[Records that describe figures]
■ ■ ■ ■
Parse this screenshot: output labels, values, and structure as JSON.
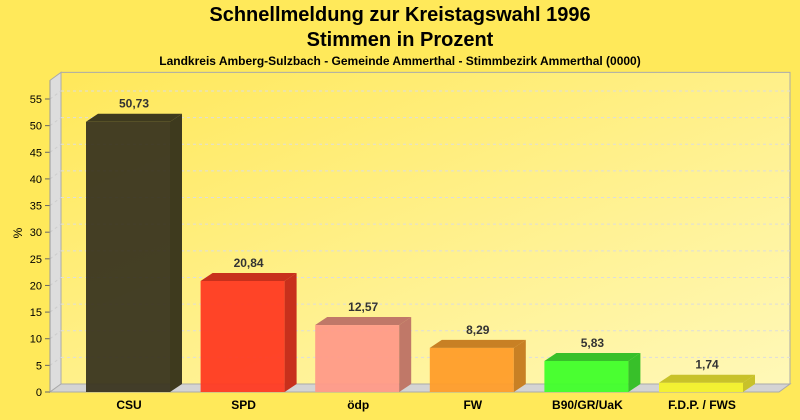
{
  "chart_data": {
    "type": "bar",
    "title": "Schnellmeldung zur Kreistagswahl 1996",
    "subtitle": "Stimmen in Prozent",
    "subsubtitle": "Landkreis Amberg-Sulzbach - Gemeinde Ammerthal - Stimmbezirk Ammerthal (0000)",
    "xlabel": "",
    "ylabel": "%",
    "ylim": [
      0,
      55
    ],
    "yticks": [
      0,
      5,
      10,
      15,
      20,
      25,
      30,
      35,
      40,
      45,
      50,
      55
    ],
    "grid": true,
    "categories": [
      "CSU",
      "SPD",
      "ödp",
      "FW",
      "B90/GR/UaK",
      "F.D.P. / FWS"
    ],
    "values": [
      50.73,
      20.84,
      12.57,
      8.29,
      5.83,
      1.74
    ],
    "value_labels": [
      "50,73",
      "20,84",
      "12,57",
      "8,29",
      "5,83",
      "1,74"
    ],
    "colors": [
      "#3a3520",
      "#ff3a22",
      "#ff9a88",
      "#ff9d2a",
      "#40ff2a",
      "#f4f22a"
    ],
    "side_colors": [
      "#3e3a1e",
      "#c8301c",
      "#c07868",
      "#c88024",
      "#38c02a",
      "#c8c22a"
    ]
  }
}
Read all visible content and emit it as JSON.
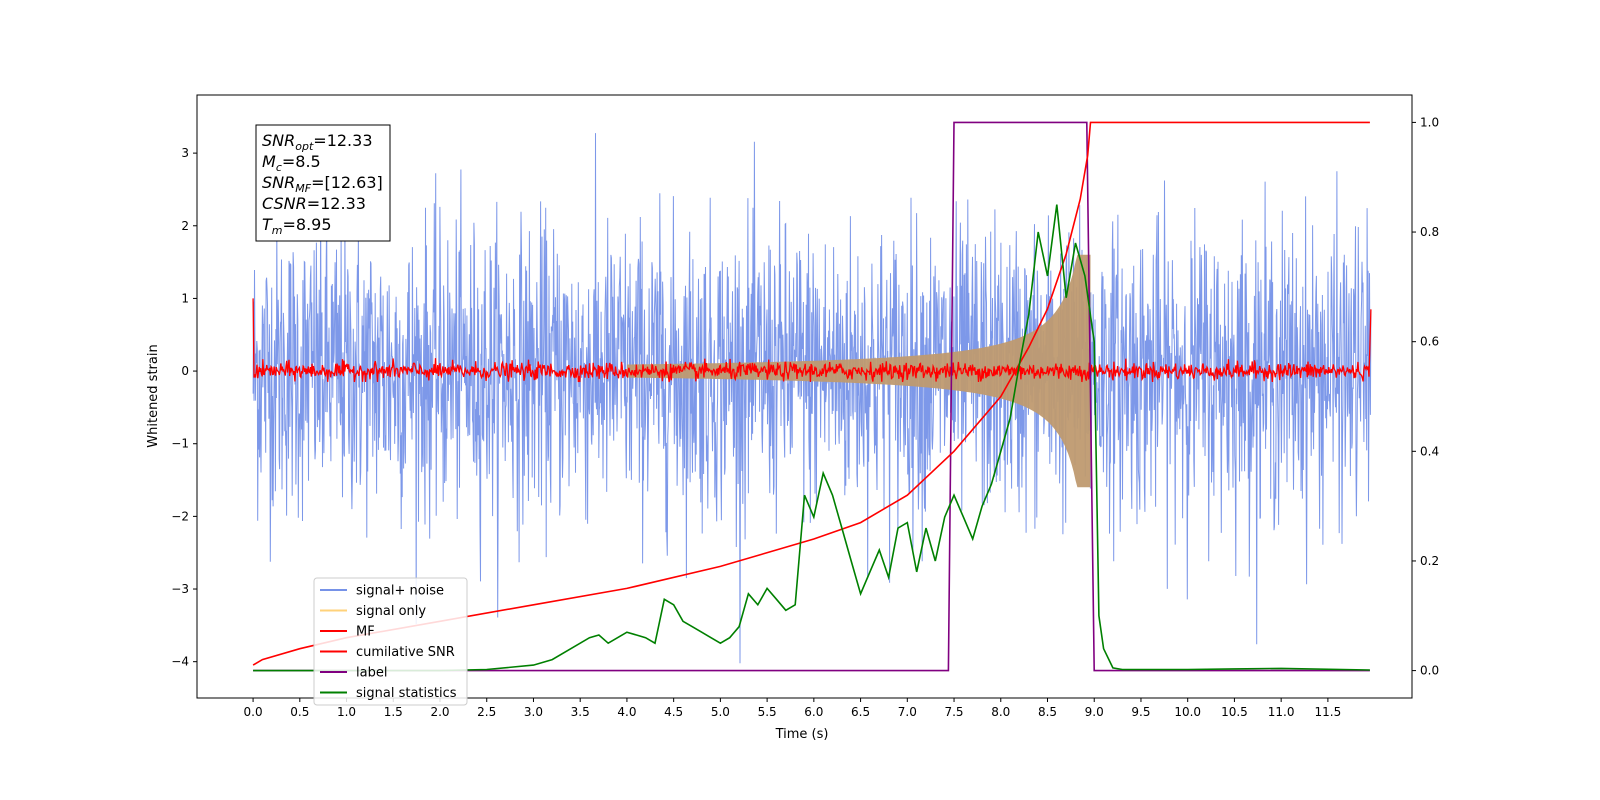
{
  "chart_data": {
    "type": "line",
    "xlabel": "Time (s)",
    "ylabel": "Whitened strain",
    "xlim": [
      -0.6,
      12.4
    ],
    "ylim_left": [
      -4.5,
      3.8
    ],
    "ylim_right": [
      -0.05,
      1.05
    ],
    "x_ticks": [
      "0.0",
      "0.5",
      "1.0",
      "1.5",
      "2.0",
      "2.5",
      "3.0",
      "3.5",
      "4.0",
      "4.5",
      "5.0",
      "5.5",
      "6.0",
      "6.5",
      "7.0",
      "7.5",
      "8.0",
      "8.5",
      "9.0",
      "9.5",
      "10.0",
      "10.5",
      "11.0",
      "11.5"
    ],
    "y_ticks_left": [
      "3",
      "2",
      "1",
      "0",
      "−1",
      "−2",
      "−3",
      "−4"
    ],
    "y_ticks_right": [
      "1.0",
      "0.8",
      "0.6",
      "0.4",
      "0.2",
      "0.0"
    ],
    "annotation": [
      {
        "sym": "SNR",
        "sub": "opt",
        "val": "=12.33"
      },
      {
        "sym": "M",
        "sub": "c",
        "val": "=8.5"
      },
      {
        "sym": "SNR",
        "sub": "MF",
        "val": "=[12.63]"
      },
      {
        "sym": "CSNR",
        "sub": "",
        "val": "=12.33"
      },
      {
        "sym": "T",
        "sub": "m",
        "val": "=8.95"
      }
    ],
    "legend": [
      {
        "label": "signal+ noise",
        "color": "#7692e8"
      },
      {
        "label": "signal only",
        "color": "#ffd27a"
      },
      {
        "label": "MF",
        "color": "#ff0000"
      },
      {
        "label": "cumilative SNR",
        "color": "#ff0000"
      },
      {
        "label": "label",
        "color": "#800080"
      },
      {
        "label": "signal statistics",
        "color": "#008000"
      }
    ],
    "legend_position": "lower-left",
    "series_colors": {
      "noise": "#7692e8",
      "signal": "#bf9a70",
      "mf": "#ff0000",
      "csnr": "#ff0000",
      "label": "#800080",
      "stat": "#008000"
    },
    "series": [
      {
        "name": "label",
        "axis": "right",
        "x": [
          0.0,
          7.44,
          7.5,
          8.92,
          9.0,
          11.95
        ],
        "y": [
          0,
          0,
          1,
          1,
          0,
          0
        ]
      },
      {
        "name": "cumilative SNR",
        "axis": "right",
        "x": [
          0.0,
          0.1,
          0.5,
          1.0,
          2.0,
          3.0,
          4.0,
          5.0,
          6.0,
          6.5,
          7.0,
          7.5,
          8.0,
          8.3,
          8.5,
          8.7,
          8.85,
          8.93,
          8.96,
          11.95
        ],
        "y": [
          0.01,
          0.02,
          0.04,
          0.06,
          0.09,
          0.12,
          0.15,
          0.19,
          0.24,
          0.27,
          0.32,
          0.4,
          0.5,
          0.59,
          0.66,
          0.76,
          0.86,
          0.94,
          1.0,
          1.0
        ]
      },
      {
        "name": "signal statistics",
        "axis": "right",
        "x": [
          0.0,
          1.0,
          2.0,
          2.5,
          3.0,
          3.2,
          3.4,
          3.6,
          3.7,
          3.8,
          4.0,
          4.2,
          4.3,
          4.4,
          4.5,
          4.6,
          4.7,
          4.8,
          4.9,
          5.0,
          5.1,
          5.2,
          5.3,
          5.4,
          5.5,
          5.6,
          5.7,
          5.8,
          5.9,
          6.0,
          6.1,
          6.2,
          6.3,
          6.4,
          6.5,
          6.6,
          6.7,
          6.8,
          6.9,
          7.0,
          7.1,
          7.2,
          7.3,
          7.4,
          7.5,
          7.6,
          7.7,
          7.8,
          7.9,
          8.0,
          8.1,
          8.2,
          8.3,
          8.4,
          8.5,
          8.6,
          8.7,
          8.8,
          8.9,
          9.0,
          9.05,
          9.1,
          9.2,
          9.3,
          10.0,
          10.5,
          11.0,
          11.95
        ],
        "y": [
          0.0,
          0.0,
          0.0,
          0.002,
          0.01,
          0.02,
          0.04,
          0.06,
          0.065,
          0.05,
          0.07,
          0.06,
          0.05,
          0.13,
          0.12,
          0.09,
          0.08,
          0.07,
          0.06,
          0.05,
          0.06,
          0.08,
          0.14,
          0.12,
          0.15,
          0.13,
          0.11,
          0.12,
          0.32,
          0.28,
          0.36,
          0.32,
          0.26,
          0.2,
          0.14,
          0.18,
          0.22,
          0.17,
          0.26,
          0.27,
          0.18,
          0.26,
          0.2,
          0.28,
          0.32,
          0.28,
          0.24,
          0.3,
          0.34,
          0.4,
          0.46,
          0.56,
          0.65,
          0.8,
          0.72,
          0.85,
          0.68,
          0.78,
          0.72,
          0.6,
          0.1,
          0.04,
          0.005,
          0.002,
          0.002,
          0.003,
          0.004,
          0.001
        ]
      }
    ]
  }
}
■ ■ ■ ■
## What you need to do:
Each line of the data is to be duplicated exactly; pictures stay out of the copy.

## Output below:
Parse this screenshot: output labels, values, and structure as JSON.
{
  "chart_data": {
    "type": "bar",
    "title": "Schnellmeldung zur Kreistagswahl 1996",
    "subtitle": "Stimmen in Prozent",
    "subsubtitle": "Landkreis Amberg-Sulzbach - Gemeinde Ammerthal - Stimmbezirk Ammerthal (0000)",
    "xlabel": "",
    "ylabel": "%",
    "ylim": [
      0,
      55
    ],
    "yticks": [
      0,
      5,
      10,
      15,
      20,
      25,
      30,
      35,
      40,
      45,
      50,
      55
    ],
    "grid": true,
    "categories": [
      "CSU",
      "SPD",
      "ödp",
      "FW",
      "B90/GR/UaK",
      "F.D.P. / FWS"
    ],
    "values": [
      50.73,
      20.84,
      12.57,
      8.29,
      5.83,
      1.74
    ],
    "value_labels": [
      "50,73",
      "20,84",
      "12,57",
      "8,29",
      "5,83",
      "1,74"
    ],
    "colors": [
      "#3a3520",
      "#ff3a22",
      "#ff9a88",
      "#ff9d2a",
      "#40ff2a",
      "#f4f22a"
    ],
    "side_colors": [
      "#3e3a1e",
      "#c8301c",
      "#c07868",
      "#c88024",
      "#38c02a",
      "#c8c22a"
    ]
  }
}
Read all visible content and emit it as JSON.
{
  "chart_data": {
    "type": "line",
    "xlabel": "Time (s)",
    "ylabel": "Whitened strain",
    "xlim": [
      -0.6,
      12.4
    ],
    "ylim_left": [
      -4.5,
      3.8
    ],
    "ylim_right": [
      -0.05,
      1.05
    ],
    "x_ticks": [
      "0.0",
      "0.5",
      "1.0",
      "1.5",
      "2.0",
      "2.5",
      "3.0",
      "3.5",
      "4.0",
      "4.5",
      "5.0",
      "5.5",
      "6.0",
      "6.5",
      "7.0",
      "7.5",
      "8.0",
      "8.5",
      "9.0",
      "9.5",
      "10.0",
      "10.5",
      "11.0",
      "11.5"
    ],
    "y_ticks_left": [
      "3",
      "2",
      "1",
      "0",
      "−1",
      "−2",
      "−3",
      "−4"
    ],
    "y_ticks_right": [
      "1.0",
      "0.8",
      "0.6",
      "0.4",
      "0.2",
      "0.0"
    ],
    "annotation": [
      {
        "sym": "SNR",
        "sub": "opt",
        "val": "=12.33"
      },
      {
        "sym": "M",
        "sub": "c",
        "val": "=8.5"
      },
      {
        "sym": "SNR",
        "sub": "MF",
        "val": "=[12.63]"
      },
      {
        "sym": "CSNR",
        "sub": "",
        "val": "=12.33"
      },
      {
        "sym": "T",
        "sub": "m",
        "val": "=8.95"
      }
    ],
    "legend": [
      {
        "label": "signal+ noise",
        "color": "#7692e8"
      },
      {
        "label": "signal only",
        "color": "#ffd27a"
      },
      {
        "label": "MF",
        "color": "#ff0000"
      },
      {
        "label": "cumilative SNR",
        "color": "#ff0000"
      },
      {
        "label": "label",
        "color": "#800080"
      },
      {
        "label": "signal statistics",
        "color": "#008000"
      }
    ],
    "legend_position": "lower-left",
    "series_colors": {
      "noise": "#7692e8",
      "signal": "#bf9a70",
      "mf": "#ff0000",
      "csnr": "#ff0000",
      "label": "#800080",
      "stat": "#008000"
    },
    "series": [
      {
        "name": "label",
        "axis": "right",
        "x": [
          0.0,
          7.44,
          7.5,
          8.92,
          9.0,
          11.95
        ],
        "y": [
          0,
          0,
          1,
          1,
          0,
          0
        ]
      },
      {
        "name": "cumilative SNR",
        "axis": "right",
        "x": [
          0.0,
          0.1,
          0.5,
          1.0,
          2.0,
          3.0,
          4.0,
          5.0,
          6.0,
          6.5,
          7.0,
          7.5,
          8.0,
          8.3,
          8.5,
          8.7,
          8.85,
          8.93,
          8.96,
          11.95
        ],
        "y": [
          0.01,
          0.02,
          0.04,
          0.06,
          0.09,
          0.12,
          0.15,
          0.19,
          0.24,
          0.27,
          0.32,
          0.4,
          0.5,
          0.59,
          0.66,
          0.76,
          0.86,
          0.94,
          1.0,
          1.0
        ]
      },
      {
        "name": "signal statistics",
        "axis": "right",
        "x": [
          0.0,
          1.0,
          2.0,
          2.5,
          3.0,
          3.2,
          3.4,
          3.6,
          3.7,
          3.8,
          4.0,
          4.2,
          4.3,
          4.4,
          4.5,
          4.6,
          4.7,
          4.8,
          4.9,
          5.0,
          5.1,
          5.2,
          5.3,
          5.4,
          5.5,
          5.6,
          5.7,
          5.8,
          5.9,
          6.0,
          6.1,
          6.2,
          6.3,
          6.4,
          6.5,
          6.6,
          6.7,
          6.8,
          6.9,
          7.0,
          7.1,
          7.2,
          7.3,
          7.4,
          7.5,
          7.6,
          7.7,
          7.8,
          7.9,
          8.0,
          8.1,
          8.2,
          8.3,
          8.4,
          8.5,
          8.6,
          8.7,
          8.8,
          8.9,
          9.0,
          9.05,
          9.1,
          9.2,
          9.3,
          10.0,
          10.5,
          11.0,
          11.95
        ],
        "y": [
          0.0,
          0.0,
          0.0,
          0.002,
          0.01,
          0.02,
          0.04,
          0.06,
          0.065,
          0.05,
          0.07,
          0.06,
          0.05,
          0.13,
          0.12,
          0.09,
          0.08,
          0.07,
          0.06,
          0.05,
          0.06,
          0.08,
          0.14,
          0.12,
          0.15,
          0.13,
          0.11,
          0.12,
          0.32,
          0.28,
          0.36,
          0.32,
          0.26,
          0.2,
          0.14,
          0.18,
          0.22,
          0.17,
          0.26,
          0.27,
          0.18,
          0.26,
          0.2,
          0.28,
          0.32,
          0.28,
          0.24,
          0.3,
          0.34,
          0.4,
          0.46,
          0.56,
          0.65,
          0.8,
          0.72,
          0.85,
          0.68,
          0.78,
          0.72,
          0.6,
          0.1,
          0.04,
          0.005,
          0.002,
          0.002,
          0.003,
          0.004,
          0.001
        ]
      }
    ]
  }
}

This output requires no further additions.